Stated exercise: The line containing "Parse this screenshot: output" marks where to begin; quote it and every line after it through the end of the data, exactly as written.

Extracted records:
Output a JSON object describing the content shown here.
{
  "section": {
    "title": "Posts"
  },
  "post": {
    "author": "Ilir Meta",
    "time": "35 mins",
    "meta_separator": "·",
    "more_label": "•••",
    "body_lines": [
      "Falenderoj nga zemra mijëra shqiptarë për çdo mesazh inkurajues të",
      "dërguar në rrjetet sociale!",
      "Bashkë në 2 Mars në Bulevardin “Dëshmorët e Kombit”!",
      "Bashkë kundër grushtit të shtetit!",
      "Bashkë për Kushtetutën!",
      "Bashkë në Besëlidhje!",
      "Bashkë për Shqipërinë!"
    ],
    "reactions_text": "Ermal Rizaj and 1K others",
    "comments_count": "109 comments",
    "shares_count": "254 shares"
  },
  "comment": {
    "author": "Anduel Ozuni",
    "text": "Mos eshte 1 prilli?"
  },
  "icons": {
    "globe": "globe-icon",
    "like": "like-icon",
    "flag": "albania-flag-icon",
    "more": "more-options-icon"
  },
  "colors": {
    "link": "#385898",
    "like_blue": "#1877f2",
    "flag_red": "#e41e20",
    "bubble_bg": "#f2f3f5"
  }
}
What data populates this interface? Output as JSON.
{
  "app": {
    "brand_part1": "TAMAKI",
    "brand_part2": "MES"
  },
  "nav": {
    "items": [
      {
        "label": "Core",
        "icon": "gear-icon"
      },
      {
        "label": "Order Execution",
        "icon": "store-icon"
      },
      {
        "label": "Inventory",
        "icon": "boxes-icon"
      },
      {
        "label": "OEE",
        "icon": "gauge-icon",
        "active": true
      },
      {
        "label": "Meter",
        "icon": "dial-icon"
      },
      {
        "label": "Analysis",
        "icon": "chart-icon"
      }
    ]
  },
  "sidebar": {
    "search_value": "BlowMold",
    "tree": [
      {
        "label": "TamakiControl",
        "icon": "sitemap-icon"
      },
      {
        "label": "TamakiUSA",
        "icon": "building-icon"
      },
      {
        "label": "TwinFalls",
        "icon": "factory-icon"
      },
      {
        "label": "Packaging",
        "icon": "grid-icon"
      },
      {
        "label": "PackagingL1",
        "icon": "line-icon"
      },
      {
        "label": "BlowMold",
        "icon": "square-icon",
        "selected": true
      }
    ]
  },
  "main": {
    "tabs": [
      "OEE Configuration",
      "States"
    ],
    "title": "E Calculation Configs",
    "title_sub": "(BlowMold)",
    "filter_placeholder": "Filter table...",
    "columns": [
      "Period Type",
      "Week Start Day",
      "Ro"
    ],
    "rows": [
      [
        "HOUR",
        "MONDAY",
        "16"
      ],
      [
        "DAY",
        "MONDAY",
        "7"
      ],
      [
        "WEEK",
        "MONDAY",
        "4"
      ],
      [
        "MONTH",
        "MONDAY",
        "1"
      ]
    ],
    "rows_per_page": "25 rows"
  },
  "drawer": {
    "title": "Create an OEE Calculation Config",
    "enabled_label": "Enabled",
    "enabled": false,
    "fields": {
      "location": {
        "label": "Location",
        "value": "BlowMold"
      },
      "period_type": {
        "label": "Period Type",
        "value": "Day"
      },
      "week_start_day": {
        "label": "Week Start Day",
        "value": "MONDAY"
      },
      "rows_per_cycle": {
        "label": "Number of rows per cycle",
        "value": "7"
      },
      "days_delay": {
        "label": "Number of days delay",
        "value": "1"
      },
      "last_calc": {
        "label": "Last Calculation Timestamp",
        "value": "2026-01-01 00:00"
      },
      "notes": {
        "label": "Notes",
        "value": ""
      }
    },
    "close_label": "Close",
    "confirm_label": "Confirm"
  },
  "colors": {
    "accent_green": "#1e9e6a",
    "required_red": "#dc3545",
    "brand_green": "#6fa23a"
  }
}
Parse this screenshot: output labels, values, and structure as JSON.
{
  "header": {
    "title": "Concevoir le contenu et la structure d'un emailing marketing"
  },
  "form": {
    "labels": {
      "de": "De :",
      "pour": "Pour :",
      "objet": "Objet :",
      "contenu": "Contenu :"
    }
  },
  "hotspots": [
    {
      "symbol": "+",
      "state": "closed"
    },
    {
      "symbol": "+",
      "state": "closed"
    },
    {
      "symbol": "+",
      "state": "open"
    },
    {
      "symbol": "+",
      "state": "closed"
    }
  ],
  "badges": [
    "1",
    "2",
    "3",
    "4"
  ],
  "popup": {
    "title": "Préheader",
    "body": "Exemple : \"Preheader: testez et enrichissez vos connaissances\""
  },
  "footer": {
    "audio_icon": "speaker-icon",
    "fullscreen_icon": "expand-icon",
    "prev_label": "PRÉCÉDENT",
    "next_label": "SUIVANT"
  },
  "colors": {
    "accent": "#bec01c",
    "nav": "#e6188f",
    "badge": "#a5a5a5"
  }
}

Task result:
Parse this screenshot: output labels, values, and structure as JSON.
{
  "header": {
    "title": "Concevoir le contenu et la structure d'un emailing marketing"
  },
  "form": {
    "labels": {
      "de": "De :",
      "pour": "Pour :",
      "objet": "Objet :",
      "contenu": "Contenu :"
    }
  },
  "hotspots": [
    {
      "symbol": "+",
      "state": "closed"
    },
    {
      "symbol": "+",
      "state": "closed"
    },
    {
      "symbol": "+",
      "state": "open"
    },
    {
      "symbol": "+",
      "state": "closed"
    }
  ],
  "badges": [
    "1",
    "2",
    "3",
    "4"
  ],
  "popup": {
    "title": "Préheader",
    "body": "Exemple : \"Preheader: testez et enrichissez vos connaissances\""
  },
  "footer": {
    "audio_icon": "speaker-icon",
    "fullscreen_icon": "expand-icon",
    "prev_label": "PRÉCÉDENT",
    "next_label": "SUIVANT"
  },
  "colors": {
    "accent": "#bec01c",
    "nav": "#e6188f",
    "badge": "#a5a5a5"
  }
}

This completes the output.